(Rows from a figure dataset)
======

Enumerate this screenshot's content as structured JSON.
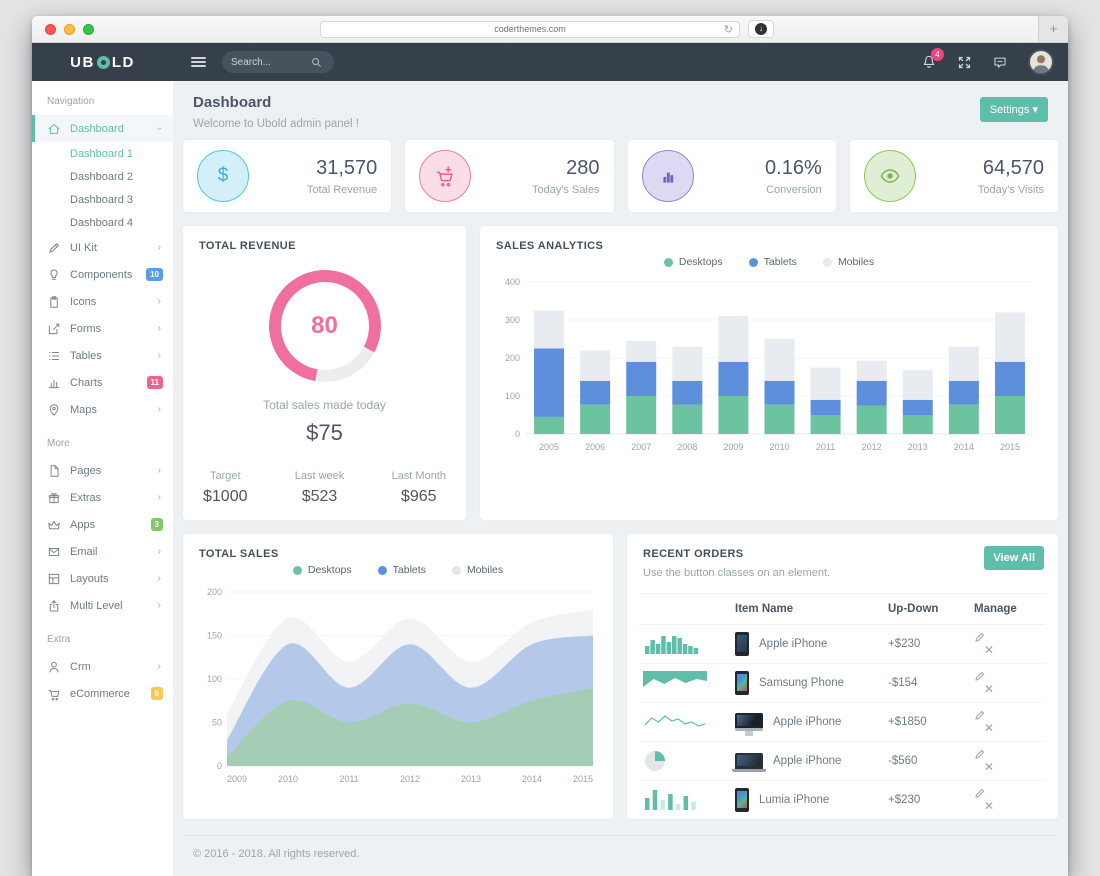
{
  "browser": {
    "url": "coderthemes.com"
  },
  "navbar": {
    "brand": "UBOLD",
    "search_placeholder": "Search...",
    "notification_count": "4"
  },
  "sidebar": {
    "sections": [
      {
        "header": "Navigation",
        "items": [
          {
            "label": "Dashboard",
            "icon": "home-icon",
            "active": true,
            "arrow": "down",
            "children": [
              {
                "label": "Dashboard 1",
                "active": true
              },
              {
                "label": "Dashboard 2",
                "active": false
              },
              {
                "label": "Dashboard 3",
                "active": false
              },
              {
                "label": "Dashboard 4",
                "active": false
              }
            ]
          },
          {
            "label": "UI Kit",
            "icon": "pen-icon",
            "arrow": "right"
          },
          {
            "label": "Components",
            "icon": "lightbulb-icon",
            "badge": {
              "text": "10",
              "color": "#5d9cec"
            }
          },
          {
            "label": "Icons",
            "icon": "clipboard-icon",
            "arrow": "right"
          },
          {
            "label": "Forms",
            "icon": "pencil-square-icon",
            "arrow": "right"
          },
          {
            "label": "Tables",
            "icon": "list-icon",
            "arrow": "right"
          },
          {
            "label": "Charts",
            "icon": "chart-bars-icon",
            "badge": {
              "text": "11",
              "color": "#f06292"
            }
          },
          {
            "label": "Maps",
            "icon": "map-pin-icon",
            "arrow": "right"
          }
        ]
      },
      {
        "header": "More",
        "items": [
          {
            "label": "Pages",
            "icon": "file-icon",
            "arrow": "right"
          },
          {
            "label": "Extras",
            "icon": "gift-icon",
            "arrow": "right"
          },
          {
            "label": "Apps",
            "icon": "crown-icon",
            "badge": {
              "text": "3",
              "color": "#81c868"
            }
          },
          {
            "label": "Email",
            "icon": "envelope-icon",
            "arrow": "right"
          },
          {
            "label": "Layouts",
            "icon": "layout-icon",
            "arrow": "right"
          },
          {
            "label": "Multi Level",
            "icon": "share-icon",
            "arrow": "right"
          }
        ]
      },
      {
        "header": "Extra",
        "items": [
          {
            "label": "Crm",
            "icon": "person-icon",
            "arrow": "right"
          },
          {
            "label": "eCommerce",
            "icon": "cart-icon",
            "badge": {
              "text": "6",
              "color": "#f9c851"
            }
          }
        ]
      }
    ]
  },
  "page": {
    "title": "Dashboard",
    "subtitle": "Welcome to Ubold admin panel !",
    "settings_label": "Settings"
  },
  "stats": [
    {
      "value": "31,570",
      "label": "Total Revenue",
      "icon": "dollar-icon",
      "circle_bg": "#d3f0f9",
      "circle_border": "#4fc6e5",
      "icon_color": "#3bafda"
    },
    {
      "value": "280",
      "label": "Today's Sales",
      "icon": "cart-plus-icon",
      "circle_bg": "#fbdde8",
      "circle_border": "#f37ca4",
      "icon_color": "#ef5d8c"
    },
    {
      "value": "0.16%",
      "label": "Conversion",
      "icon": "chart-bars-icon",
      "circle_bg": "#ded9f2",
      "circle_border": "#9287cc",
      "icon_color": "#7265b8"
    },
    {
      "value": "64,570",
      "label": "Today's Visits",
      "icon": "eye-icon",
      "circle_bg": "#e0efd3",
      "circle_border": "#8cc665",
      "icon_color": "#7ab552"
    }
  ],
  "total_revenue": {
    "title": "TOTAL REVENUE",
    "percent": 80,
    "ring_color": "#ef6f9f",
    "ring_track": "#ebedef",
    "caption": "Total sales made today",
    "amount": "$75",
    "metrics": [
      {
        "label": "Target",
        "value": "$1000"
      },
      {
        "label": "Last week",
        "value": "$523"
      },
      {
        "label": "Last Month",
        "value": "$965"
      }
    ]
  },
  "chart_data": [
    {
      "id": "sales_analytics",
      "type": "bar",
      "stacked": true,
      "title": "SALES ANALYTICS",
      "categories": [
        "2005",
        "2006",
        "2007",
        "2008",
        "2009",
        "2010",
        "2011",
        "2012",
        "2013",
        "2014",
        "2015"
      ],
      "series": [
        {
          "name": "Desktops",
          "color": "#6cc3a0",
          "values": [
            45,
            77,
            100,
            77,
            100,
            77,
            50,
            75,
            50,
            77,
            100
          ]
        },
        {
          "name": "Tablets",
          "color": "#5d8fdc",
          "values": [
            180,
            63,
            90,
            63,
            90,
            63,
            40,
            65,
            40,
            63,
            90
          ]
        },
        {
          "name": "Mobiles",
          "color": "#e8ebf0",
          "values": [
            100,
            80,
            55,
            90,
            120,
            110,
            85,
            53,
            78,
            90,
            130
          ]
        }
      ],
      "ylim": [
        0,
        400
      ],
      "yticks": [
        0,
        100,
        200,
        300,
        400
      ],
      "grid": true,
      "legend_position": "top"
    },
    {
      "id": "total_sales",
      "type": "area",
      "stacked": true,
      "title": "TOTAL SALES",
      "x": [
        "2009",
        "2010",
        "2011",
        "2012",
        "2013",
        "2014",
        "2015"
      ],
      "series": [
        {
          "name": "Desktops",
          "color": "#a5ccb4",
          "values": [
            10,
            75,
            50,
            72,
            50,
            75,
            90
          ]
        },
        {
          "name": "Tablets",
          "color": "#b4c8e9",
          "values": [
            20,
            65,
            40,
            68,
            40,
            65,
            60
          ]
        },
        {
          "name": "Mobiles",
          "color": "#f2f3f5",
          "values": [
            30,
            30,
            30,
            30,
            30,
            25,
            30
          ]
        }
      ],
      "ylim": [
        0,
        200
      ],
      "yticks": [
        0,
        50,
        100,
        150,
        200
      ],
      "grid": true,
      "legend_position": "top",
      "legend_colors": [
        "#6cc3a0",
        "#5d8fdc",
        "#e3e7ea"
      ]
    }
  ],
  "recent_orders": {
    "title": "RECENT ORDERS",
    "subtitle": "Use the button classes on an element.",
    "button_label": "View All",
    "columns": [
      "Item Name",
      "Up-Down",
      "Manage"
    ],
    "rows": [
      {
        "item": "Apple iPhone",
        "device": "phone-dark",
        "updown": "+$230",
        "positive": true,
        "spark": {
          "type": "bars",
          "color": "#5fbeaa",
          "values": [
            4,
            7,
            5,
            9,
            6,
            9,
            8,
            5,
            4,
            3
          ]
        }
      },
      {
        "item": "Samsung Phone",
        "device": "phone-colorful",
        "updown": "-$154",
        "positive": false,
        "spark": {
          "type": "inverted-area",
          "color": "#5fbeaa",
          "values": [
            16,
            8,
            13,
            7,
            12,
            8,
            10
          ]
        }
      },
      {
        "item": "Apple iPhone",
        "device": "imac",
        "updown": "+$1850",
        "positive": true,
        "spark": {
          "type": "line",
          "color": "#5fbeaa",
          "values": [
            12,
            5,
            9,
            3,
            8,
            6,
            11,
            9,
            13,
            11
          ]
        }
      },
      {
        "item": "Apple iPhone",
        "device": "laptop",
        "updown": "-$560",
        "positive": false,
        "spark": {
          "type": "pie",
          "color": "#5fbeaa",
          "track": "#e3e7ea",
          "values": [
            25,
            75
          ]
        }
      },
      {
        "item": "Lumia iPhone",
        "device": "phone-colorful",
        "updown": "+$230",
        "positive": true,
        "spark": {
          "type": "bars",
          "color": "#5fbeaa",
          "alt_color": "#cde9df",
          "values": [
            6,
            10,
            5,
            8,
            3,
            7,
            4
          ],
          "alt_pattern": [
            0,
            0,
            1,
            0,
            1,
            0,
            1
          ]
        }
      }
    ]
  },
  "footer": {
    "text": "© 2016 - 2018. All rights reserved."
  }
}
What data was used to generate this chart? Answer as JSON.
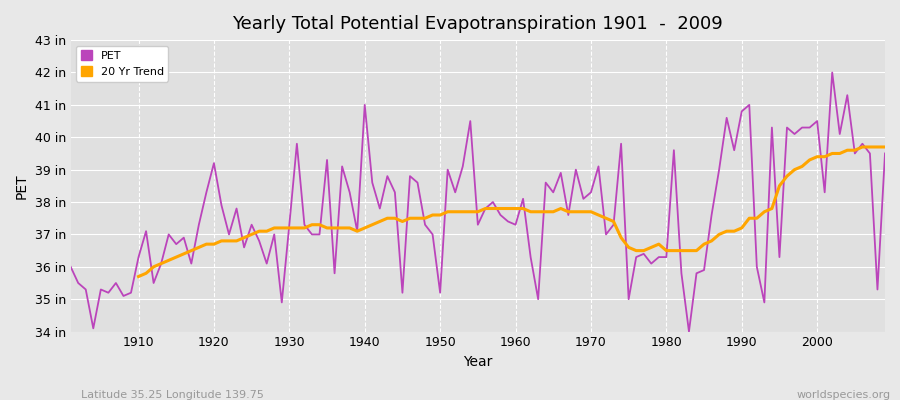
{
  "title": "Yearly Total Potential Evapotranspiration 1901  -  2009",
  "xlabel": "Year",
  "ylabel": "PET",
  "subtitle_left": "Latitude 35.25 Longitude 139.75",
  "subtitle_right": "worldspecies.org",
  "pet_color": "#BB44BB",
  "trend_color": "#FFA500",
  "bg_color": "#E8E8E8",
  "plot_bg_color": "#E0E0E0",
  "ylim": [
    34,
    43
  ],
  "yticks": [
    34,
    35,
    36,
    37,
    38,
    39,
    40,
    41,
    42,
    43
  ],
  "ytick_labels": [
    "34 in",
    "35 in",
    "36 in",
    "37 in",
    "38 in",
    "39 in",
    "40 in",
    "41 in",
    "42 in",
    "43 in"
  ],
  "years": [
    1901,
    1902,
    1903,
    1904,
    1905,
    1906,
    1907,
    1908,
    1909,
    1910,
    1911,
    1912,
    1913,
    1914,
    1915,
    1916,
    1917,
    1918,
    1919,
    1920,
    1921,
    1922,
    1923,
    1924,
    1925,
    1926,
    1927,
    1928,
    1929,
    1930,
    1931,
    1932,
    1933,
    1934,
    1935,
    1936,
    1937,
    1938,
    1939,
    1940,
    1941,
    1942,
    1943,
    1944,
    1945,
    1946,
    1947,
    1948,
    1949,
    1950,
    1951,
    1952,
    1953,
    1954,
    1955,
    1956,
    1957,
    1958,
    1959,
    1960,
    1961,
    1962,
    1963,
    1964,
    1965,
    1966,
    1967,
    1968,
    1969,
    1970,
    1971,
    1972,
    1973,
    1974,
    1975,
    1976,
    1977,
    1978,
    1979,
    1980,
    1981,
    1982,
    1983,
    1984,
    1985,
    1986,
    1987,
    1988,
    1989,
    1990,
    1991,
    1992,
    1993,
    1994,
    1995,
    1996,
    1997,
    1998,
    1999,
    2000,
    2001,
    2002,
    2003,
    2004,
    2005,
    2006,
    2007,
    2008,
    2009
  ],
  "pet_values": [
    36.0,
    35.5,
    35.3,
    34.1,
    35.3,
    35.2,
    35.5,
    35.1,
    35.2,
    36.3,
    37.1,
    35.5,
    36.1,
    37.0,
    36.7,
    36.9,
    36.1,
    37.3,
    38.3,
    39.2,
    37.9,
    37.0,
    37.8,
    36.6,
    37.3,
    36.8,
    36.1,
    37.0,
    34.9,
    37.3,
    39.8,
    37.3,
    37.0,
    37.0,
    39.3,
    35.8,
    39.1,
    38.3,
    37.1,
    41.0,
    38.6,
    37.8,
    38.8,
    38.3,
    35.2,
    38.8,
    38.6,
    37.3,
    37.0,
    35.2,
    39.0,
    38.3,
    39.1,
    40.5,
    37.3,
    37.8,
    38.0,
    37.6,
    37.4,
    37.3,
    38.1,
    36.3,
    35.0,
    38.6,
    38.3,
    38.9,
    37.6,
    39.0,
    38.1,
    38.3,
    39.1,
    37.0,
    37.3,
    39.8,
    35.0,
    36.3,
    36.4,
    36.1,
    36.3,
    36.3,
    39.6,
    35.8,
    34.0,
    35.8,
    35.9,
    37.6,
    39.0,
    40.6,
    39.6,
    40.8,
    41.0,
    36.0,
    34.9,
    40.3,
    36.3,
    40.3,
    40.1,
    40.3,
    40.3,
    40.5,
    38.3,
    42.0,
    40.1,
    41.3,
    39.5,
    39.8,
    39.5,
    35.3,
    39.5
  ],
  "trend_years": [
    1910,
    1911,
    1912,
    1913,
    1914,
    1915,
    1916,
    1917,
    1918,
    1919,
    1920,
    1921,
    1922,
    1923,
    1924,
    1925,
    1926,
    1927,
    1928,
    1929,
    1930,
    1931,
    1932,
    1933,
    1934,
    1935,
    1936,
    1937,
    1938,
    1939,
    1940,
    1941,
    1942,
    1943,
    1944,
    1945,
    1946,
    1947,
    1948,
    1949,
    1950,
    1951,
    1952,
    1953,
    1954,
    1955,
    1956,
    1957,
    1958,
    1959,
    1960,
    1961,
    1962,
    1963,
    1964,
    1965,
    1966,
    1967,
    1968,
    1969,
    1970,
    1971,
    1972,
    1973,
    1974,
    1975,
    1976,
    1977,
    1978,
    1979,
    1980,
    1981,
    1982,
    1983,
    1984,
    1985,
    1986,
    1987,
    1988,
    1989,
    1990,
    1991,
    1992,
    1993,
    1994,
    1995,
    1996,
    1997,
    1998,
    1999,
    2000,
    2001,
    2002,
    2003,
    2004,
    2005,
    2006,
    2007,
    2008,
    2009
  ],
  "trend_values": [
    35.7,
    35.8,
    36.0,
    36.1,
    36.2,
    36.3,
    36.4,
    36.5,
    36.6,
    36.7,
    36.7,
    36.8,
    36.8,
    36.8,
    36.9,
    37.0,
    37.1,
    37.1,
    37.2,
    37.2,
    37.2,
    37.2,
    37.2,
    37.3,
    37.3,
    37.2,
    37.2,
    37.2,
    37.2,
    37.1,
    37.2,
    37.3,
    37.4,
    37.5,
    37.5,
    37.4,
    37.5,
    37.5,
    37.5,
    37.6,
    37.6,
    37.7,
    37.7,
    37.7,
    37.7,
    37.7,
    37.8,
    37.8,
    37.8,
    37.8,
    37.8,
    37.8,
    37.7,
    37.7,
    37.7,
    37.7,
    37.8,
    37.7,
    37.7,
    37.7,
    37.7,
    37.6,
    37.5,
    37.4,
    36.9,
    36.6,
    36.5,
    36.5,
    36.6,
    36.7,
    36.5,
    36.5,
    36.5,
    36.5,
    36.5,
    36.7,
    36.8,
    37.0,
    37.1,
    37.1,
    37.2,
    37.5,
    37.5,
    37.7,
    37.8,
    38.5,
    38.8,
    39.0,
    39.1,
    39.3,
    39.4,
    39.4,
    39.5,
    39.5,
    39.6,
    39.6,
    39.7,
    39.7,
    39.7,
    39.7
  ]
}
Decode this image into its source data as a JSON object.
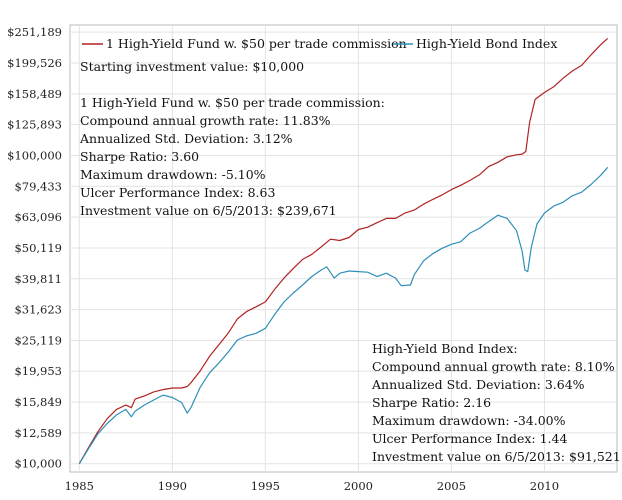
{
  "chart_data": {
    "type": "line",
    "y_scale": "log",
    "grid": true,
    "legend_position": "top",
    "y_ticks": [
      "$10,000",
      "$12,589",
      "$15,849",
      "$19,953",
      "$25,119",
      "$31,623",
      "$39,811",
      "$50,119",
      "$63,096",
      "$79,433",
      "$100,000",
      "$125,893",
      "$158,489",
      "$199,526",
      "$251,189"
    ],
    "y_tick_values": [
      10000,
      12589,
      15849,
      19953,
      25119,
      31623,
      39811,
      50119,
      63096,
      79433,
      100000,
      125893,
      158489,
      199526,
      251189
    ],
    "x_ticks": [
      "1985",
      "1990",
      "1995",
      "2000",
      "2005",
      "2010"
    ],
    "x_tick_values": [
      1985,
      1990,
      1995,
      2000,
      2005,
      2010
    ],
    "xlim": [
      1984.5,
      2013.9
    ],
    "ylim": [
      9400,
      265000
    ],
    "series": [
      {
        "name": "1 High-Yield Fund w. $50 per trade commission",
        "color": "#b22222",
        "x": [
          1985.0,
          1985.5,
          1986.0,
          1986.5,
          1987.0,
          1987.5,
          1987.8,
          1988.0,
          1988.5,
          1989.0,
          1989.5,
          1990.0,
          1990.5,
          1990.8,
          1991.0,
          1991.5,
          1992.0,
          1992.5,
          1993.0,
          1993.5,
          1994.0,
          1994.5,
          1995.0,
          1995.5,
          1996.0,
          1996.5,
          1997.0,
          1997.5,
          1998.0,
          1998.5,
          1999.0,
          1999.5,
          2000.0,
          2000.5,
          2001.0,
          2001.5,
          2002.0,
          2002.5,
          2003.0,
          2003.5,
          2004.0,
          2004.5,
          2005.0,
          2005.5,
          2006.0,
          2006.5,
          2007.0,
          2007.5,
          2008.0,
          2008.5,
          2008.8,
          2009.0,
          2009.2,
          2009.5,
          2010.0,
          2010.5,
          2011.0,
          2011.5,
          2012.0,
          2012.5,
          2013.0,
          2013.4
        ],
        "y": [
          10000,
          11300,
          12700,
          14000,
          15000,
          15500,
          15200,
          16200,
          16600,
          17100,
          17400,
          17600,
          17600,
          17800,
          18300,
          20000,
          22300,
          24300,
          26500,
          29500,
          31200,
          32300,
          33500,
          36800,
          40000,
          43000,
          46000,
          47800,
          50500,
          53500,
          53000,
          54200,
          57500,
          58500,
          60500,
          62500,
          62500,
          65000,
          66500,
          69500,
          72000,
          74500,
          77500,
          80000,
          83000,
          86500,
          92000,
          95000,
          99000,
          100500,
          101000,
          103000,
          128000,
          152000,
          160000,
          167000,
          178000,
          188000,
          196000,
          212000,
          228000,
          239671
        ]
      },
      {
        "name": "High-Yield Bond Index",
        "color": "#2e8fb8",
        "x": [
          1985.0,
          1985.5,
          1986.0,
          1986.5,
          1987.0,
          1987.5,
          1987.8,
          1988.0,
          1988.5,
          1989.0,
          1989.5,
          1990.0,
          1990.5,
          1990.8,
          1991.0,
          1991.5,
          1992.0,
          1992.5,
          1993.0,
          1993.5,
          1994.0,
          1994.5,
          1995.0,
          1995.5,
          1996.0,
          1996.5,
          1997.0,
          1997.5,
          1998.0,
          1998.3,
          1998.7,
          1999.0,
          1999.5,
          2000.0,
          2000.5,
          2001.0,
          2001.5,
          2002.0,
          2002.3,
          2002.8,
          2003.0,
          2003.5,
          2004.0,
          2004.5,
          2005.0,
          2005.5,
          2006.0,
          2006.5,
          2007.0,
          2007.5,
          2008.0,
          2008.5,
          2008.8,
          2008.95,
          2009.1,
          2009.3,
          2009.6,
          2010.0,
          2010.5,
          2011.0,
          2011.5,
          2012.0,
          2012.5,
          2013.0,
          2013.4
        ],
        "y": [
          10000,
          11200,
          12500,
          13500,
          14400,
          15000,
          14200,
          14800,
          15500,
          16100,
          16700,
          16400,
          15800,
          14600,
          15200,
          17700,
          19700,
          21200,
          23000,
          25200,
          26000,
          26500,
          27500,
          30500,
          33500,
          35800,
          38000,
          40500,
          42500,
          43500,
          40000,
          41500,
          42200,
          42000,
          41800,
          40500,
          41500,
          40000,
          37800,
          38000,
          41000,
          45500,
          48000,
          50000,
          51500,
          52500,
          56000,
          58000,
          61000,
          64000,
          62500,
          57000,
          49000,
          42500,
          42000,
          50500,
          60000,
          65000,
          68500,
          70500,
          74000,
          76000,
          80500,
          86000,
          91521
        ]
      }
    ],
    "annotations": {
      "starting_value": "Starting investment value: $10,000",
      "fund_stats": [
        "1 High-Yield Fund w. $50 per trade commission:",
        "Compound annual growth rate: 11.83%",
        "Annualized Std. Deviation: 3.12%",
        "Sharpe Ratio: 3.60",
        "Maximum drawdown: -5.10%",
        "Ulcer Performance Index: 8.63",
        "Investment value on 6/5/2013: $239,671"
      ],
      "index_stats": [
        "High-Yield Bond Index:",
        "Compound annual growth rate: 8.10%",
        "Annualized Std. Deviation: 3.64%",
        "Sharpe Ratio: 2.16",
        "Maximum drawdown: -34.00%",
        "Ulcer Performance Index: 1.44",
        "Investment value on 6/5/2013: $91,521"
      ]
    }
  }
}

======

▶ EXERCISE DESCRIPTION: Write down every line of the data above that includes the string "High".

▶ WRITTEN RESPONSE:
        "name": "1 High-Yield Fund w. $50 per trade commission",
        "name": "High-Yield Bond Index",
        "1 High-Yield Fund w. $50 per trade commission:",
        "High-Yield Bond Index:",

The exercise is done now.